##### Dataset entries #####

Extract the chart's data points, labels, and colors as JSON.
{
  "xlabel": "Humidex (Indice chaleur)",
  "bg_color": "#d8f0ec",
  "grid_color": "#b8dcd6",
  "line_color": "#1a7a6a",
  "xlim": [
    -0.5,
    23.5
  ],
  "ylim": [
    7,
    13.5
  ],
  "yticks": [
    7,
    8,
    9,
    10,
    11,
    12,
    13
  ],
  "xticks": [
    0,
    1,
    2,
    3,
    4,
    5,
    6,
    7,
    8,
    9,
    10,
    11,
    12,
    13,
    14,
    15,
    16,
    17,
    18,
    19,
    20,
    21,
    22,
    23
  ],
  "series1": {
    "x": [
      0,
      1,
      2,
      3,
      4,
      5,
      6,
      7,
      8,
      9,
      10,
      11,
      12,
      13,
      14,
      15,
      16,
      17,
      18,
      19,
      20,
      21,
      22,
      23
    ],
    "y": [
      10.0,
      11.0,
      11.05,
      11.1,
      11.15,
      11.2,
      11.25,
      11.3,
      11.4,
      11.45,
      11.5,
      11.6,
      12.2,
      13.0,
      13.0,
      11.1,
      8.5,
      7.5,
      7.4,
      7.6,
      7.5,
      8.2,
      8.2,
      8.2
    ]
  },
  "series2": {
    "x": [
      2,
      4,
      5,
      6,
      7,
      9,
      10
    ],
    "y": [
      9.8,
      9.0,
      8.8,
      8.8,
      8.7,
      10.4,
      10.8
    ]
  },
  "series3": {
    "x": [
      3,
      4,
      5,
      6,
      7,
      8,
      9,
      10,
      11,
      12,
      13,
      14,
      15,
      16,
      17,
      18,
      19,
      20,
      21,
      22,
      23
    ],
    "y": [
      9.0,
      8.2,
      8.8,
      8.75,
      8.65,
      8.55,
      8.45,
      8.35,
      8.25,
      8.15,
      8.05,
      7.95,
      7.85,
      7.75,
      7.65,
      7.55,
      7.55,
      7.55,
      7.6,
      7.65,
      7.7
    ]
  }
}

#####

Instruction - Copy out all of the records above with nothing altered.

Output for this exercise -
Extract the chart's data points, labels, and colors as JSON.
{
  "xlabel": "Humidex (Indice chaleur)",
  "bg_color": "#d8f0ec",
  "grid_color": "#b8dcd6",
  "line_color": "#1a7a6a",
  "xlim": [
    -0.5,
    23.5
  ],
  "ylim": [
    7,
    13.5
  ],
  "yticks": [
    7,
    8,
    9,
    10,
    11,
    12,
    13
  ],
  "xticks": [
    0,
    1,
    2,
    3,
    4,
    5,
    6,
    7,
    8,
    9,
    10,
    11,
    12,
    13,
    14,
    15,
    16,
    17,
    18,
    19,
    20,
    21,
    22,
    23
  ],
  "series1": {
    "x": [
      0,
      1,
      2,
      3,
      4,
      5,
      6,
      7,
      8,
      9,
      10,
      11,
      12,
      13,
      14,
      15,
      16,
      17,
      18,
      19,
      20,
      21,
      22,
      23
    ],
    "y": [
      10.0,
      11.0,
      11.05,
      11.1,
      11.15,
      11.2,
      11.25,
      11.3,
      11.4,
      11.45,
      11.5,
      11.6,
      12.2,
      13.0,
      13.0,
      11.1,
      8.5,
      7.5,
      7.4,
      7.6,
      7.5,
      8.2,
      8.2,
      8.2
    ]
  },
  "series2": {
    "x": [
      2,
      4,
      5,
      6,
      7,
      9,
      10
    ],
    "y": [
      9.8,
      9.0,
      8.8,
      8.8,
      8.7,
      10.4,
      10.8
    ]
  },
  "series3": {
    "x": [
      3,
      4,
      5,
      6,
      7,
      8,
      9,
      10,
      11,
      12,
      13,
      14,
      15,
      16,
      17,
      18,
      19,
      20,
      21,
      22,
      23
    ],
    "y": [
      9.0,
      8.2,
      8.8,
      8.75,
      8.65,
      8.55,
      8.45,
      8.35,
      8.25,
      8.15,
      8.05,
      7.95,
      7.85,
      7.75,
      7.65,
      7.55,
      7.55,
      7.55,
      7.6,
      7.65,
      7.7
    ]
  }
}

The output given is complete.